▶ **What is asked**
Copy every line in which the string "installed" occurs.

(Dataset records)
###

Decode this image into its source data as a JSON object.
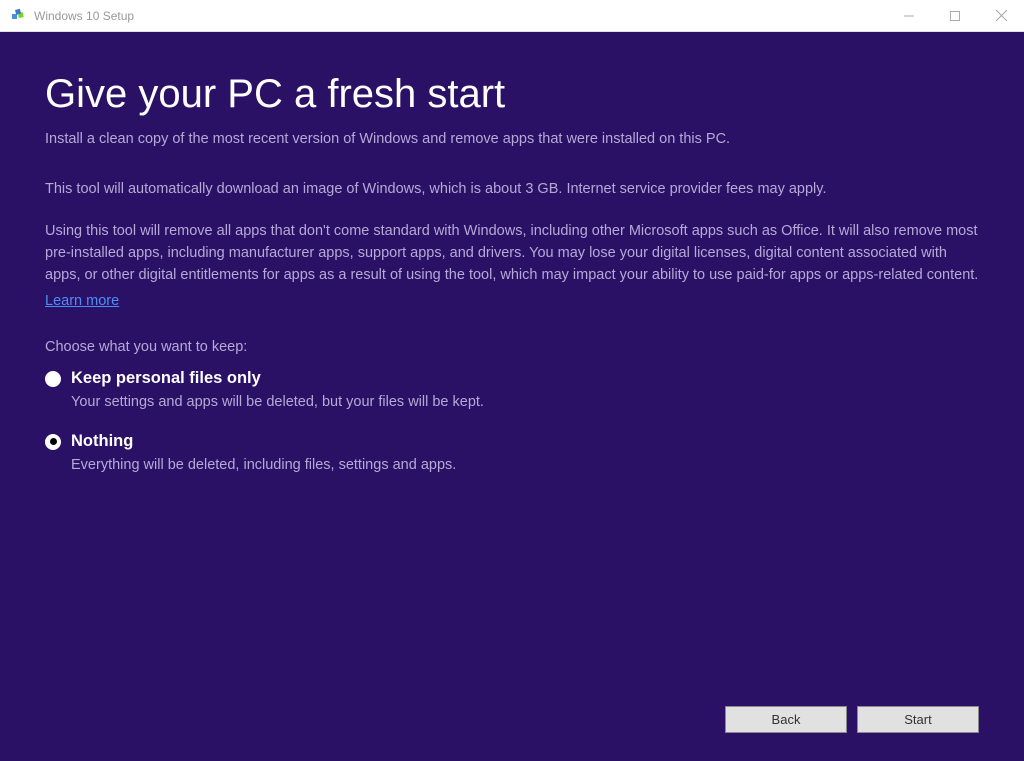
{
  "titlebar": {
    "title": "Windows 10 Setup"
  },
  "page": {
    "heading": "Give your PC a fresh start",
    "subtitle": "Install a clean copy of the most recent version of Windows and remove apps that were installed on this PC.",
    "info1": "This tool will automatically download an image of Windows, which is about 3 GB.  Internet service provider fees may apply.",
    "info2": "Using this tool will remove all apps that don't come standard with Windows, including other Microsoft apps such as Office. It will also remove most pre-installed apps, including manufacturer apps, support apps, and drivers. You may lose your digital licenses, digital content associated with apps, or other digital entitlements for apps as a result of using the tool, which may impact your ability to use paid-for apps or apps-related content.",
    "learn_more": "Learn more",
    "choose_label": "Choose what you want to keep:",
    "options": [
      {
        "label": "Keep personal files only",
        "desc": "Your settings and apps will be deleted, but your files will be kept.",
        "selected": false
      },
      {
        "label": "Nothing",
        "desc": "Everything will be deleted, including files, settings and apps.",
        "selected": true
      }
    ]
  },
  "buttons": {
    "back": "Back",
    "start": "Start"
  }
}
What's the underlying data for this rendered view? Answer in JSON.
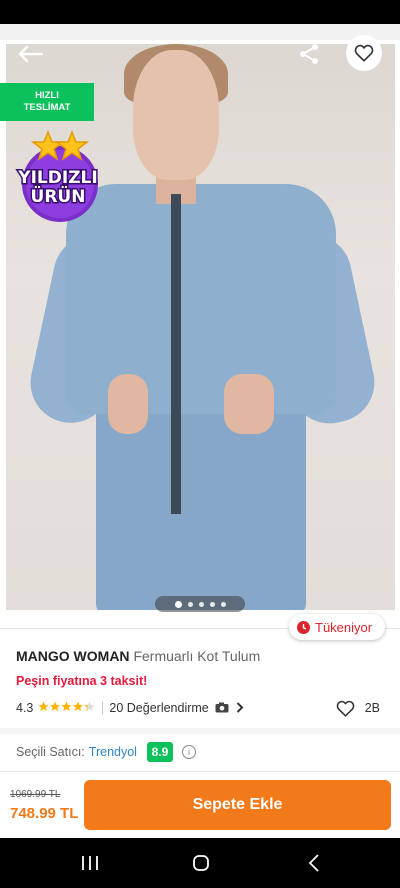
{
  "header": {
    "back_icon": "arrow-left-icon",
    "share_icon": "share-icon",
    "favorite_icon": "heart-outline-icon"
  },
  "badges": {
    "fast_delivery": "HIZLI\nTESLİMAT",
    "starred_line1": "YILDIZLI",
    "starred_line2": "ÜRÜN",
    "stock_status": "Tükeniyor"
  },
  "gallery": {
    "image_count": 5,
    "active_index": 0
  },
  "product": {
    "brand": "MANGO WOMAN",
    "name": "Fermuarlı Kot Tulum",
    "promo": "Peşin fiyatına 3 taksit!",
    "rating": "4.3",
    "rating_value": 4.3,
    "reviews": "20 Değerlendirme",
    "favorites": "2B"
  },
  "seller": {
    "label": "Seçili Satıcı:",
    "name": "Trendyol",
    "score": "8.9"
  },
  "cart": {
    "old_price": "1069.99 TL",
    "price": "748.99 TL",
    "button": "Sepete Ekle"
  },
  "colors": {
    "accent": "#f27a1a",
    "green": "#0bc15c",
    "promo_red": "#e31b3c",
    "seller_blue": "#2f84c1",
    "badge_purple": "#7a2fc9"
  }
}
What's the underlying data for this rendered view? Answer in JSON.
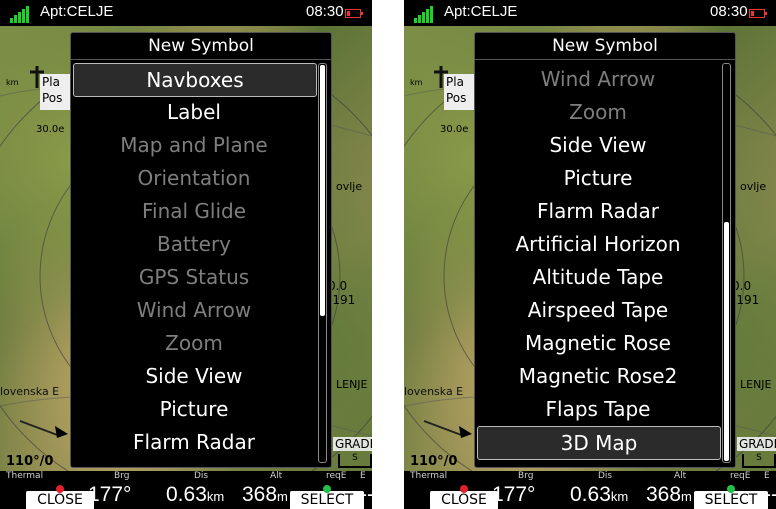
{
  "status_bar": {
    "waypoint": "Apt:CELJE",
    "time": "08:30"
  },
  "map": {
    "info_lines": [
      "Pla",
      "Pos"
    ],
    "dist_label": "km",
    "alt_label": "30.0e",
    "place_right": "ovlje",
    "place_right2": "LENJE",
    "place_left": "lovenska E",
    "gradec": "GRADEC",
    "scale_s": "S",
    "wind_label": "110°/0",
    "alt_top": "0.0",
    "alt_bottom": "-191"
  },
  "navboxes": [
    {
      "title": "Thermal",
      "value": "",
      "unit": ""
    },
    {
      "title": "Brg",
      "value": "177°",
      "unit": ""
    },
    {
      "title": "Dis",
      "value": "0.63",
      "unit": "km"
    },
    {
      "title": "Alt",
      "value": "368",
      "unit": "m"
    },
    {
      "title": "reqE",
      "value": "--",
      "unit": ""
    },
    {
      "title": "E",
      "value": "",
      "unit": ""
    }
  ],
  "buttons": {
    "close": "CLOSE",
    "select": "SELECT"
  },
  "dialog": {
    "title": "New Symbol"
  },
  "screens": [
    {
      "items": [
        {
          "label": "Navboxes",
          "state": "selected"
        },
        {
          "label": "Label",
          "state": "enabled"
        },
        {
          "label": "Map and Plane",
          "state": "disabled"
        },
        {
          "label": "Orientation",
          "state": "disabled"
        },
        {
          "label": "Final Glide",
          "state": "disabled"
        },
        {
          "label": "Battery",
          "state": "disabled"
        },
        {
          "label": "GPS Status",
          "state": "disabled"
        },
        {
          "label": "Wind Arrow",
          "state": "disabled"
        },
        {
          "label": "Zoom",
          "state": "disabled"
        },
        {
          "label": "Side View",
          "state": "enabled"
        },
        {
          "label": "Picture",
          "state": "enabled"
        },
        {
          "label": "Flarm Radar",
          "state": "enabled"
        }
      ],
      "scroll_position": 0.0,
      "scroll_fraction": 0.63
    },
    {
      "items": [
        {
          "label": "Wind Arrow",
          "state": "disabled"
        },
        {
          "label": "Zoom",
          "state": "disabled"
        },
        {
          "label": "Side View",
          "state": "enabled"
        },
        {
          "label": "Picture",
          "state": "enabled"
        },
        {
          "label": "Flarm Radar",
          "state": "enabled"
        },
        {
          "label": "Artificial Horizon",
          "state": "enabled"
        },
        {
          "label": "Altitude Tape",
          "state": "enabled"
        },
        {
          "label": "Airspeed Tape",
          "state": "enabled"
        },
        {
          "label": "Magnetic Rose",
          "state": "enabled"
        },
        {
          "label": "Magnetic Rose2",
          "state": "enabled"
        },
        {
          "label": "Flaps Tape",
          "state": "enabled"
        },
        {
          "label": "3D Map",
          "state": "selected"
        }
      ],
      "scroll_position": 1.0,
      "scroll_fraction": 0.6
    }
  ],
  "colors": {
    "close_dot": "#e0202a",
    "select_dot": "#22c04a",
    "signal": "#1fd12a"
  }
}
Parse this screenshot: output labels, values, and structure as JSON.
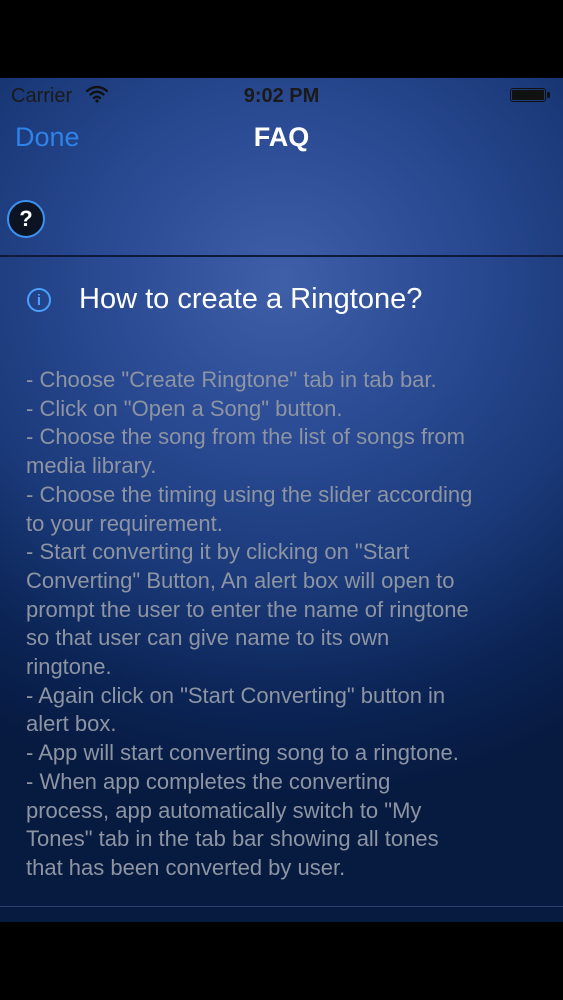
{
  "status_bar": {
    "carrier": "Carrier",
    "time": "9:02 PM"
  },
  "nav": {
    "done_label": "Done",
    "title": "FAQ"
  },
  "help_button": {
    "label": "?"
  },
  "section": {
    "icon": "info-icon",
    "title": "How to create a Ringtone?"
  },
  "faq_lines": [
    "- Choose \"Create Ringtone\" tab in tab bar.",
    "- Click on \"Open a Song\" button.",
    "- Choose the song from the list of songs from",
    "media library.",
    "- Choose the timing using the slider according",
    "to your requirement.",
    "- Start converting it by clicking on \"Start",
    "Converting\" Button, An alert box will open to",
    "prompt the user to enter the name of ringtone",
    "so that user can give name to its own",
    "ringtone.",
    "- Again click on \"Start Converting\" button in",
    "alert box.",
    "- App will start converting song to a ringtone.",
    "- When app completes the converting",
    "process, app automatically switch to \"My",
    "Tones\" tab in the tab bar showing all tones",
    "that has been converted by user."
  ],
  "colors": {
    "accent": "#2f82e8",
    "body_text": "#8d94a2",
    "title_text": "#ffffff",
    "background_center": "#3f5fa9",
    "background_edge": "#071a40"
  }
}
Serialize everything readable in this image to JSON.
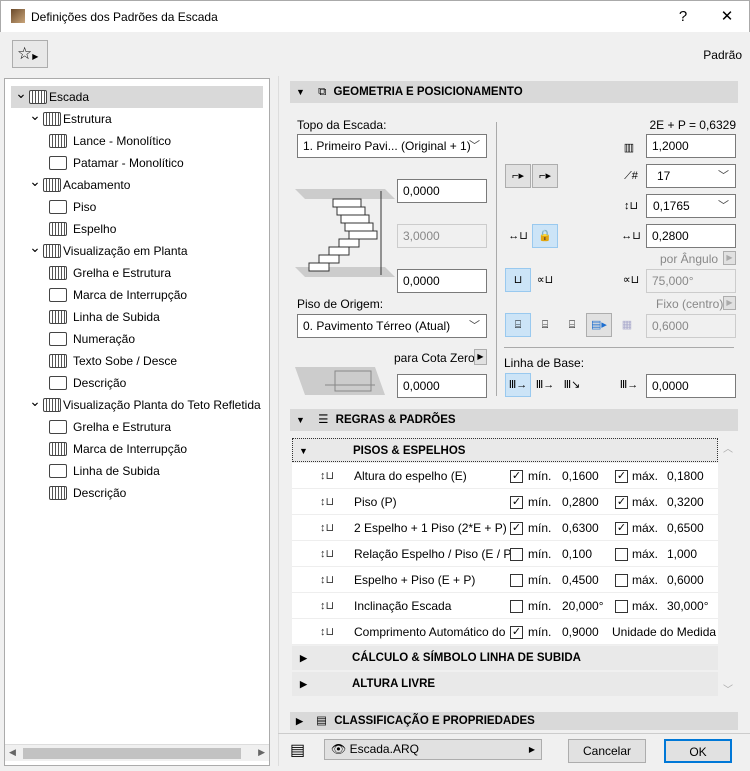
{
  "window": {
    "title": "Definições dos Padrões da Escada",
    "help": "?",
    "close": "✕"
  },
  "toolbar": {
    "favorites_icon": "star-icon",
    "preset": "Padrão"
  },
  "tree": [
    {
      "label": "Escada",
      "level": 0,
      "icon": "stair-icon",
      "expanded": true,
      "selected": true
    },
    {
      "label": "Estrutura",
      "level": 1,
      "icon": "structure-icon",
      "expanded": true
    },
    {
      "label": "Lance - Monolítico",
      "level": 2,
      "icon": "flight-icon"
    },
    {
      "label": "Patamar - Monolítico",
      "level": 2,
      "icon": "landing-icon"
    },
    {
      "label": "Acabamento",
      "level": 1,
      "icon": "finish-icon",
      "expanded": true
    },
    {
      "label": "Piso",
      "level": 2,
      "icon": "tread-icon"
    },
    {
      "label": "Espelho",
      "level": 2,
      "icon": "riser-icon"
    },
    {
      "label": "Visualização em Planta",
      "level": 1,
      "icon": "floor-plan-icon",
      "expanded": true
    },
    {
      "label": "Grelha e Estrutura",
      "level": 2,
      "icon": "grid-icon"
    },
    {
      "label": "Marca de Interrupção",
      "level": 2,
      "icon": "break-mark-icon"
    },
    {
      "label": "Linha de Subida",
      "level": 2,
      "icon": "walking-line-icon"
    },
    {
      "label": "Numeração",
      "level": 2,
      "icon": "numbering-icon"
    },
    {
      "label": "Texto Sobe / Desce",
      "level": 2,
      "icon": "text-icon"
    },
    {
      "label": "Descrição",
      "level": 2,
      "icon": "text-icon"
    },
    {
      "label": "Visualização Planta do Teto Refletida",
      "level": 1,
      "icon": "rcp-icon",
      "expanded": true
    },
    {
      "label": "Grelha e Estrutura",
      "level": 2,
      "icon": "grid-icon"
    },
    {
      "label": "Marca de Interrupção",
      "level": 2,
      "icon": "break-mark-icon"
    },
    {
      "label": "Linha de Subida",
      "level": 2,
      "icon": "walking-line-icon"
    },
    {
      "label": "Descrição",
      "level": 2,
      "icon": "text-icon"
    }
  ],
  "geometry": {
    "header": "GEOMETRIA E POSICIONAMENTO",
    "top_label": "Topo da Escada:",
    "top_value": "1. Primeiro Pavi... (Original + 1)",
    "top_offset": "0,0000",
    "height": "3,0000",
    "bottom_offset": "0,0000",
    "origin_label": "Piso de Origem:",
    "origin_value": "0. Pavimento Térreo (Atual)",
    "zero_label": "para Cota Zero",
    "zero_value": "0,0000",
    "formula": "2E + P = 0,6329",
    "width": "1,2000",
    "riser_count": "17",
    "riser_height": "0,1765",
    "tread_depth": "0,2800",
    "angle_mode": "por Ângulo",
    "angle": "75,000°",
    "fixed_mode": "Fixo (centro)",
    "offset": "0,6000",
    "baseline_label": "Linha de Base:",
    "baseline_offset": "0,0000"
  },
  "rules": {
    "header": "REGRAS & PADRÕES",
    "sub_open": "PISOS & ESPELHOS",
    "min_label": "mín.",
    "max_label": "máx.",
    "rows": [
      {
        "label": "Altura do espelho (E)",
        "min_on": true,
        "min": "0,1600",
        "max_on": true,
        "max": "0,1800"
      },
      {
        "label": "Piso (P)",
        "min_on": true,
        "min": "0,2800",
        "max_on": true,
        "max": "0,3200"
      },
      {
        "label": "2 Espelho + 1 Piso (2*E + P)",
        "min_on": true,
        "min": "0,6300",
        "max_on": true,
        "max": "0,6500"
      },
      {
        "label": "Relação Espelho / Piso (E / P)",
        "min_on": false,
        "min": "0,100",
        "max_on": false,
        "max": "1,000"
      },
      {
        "label": "Espelho + Piso (E + P)",
        "min_on": false,
        "min": "0,4500",
        "max_on": false,
        "max": "0,6000"
      },
      {
        "label": "Inclinação Escada",
        "min_on": false,
        "min": "20,000°",
        "max_on": false,
        "max": "30,000°"
      },
      {
        "label": "Comprimento Automático do",
        "min_on": true,
        "min": "0,9000",
        "max_text": "Unidade do Medida"
      }
    ],
    "sub_calc": "CÁLCULO & SÍMBOLO LINHA DE SUBIDA",
    "sub_height": "ALTURA LIVRE"
  },
  "classification": {
    "header": "CLASSIFICAÇÃO E PROPRIEDADES"
  },
  "footer": {
    "layer": "Escada.ARQ",
    "cancel": "Cancelar",
    "ok": "OK"
  }
}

###

▶ **Task output**
    "subtitle": "Install a clean copy of the most recent version of Windows and remove apps that were installed on this PC.",
    "info2": "Using this tool will remove all apps that don't come standard with Windows, including other Microsoft apps such as Office. It will also remove most pre-installed apps, including manufacturer apps, support apps, and drivers. You may lose your digital licenses, digital content associated with apps, or other digital entitlements for apps as a result of using the tool, which may impact your ability to use paid-for apps or apps-related content.",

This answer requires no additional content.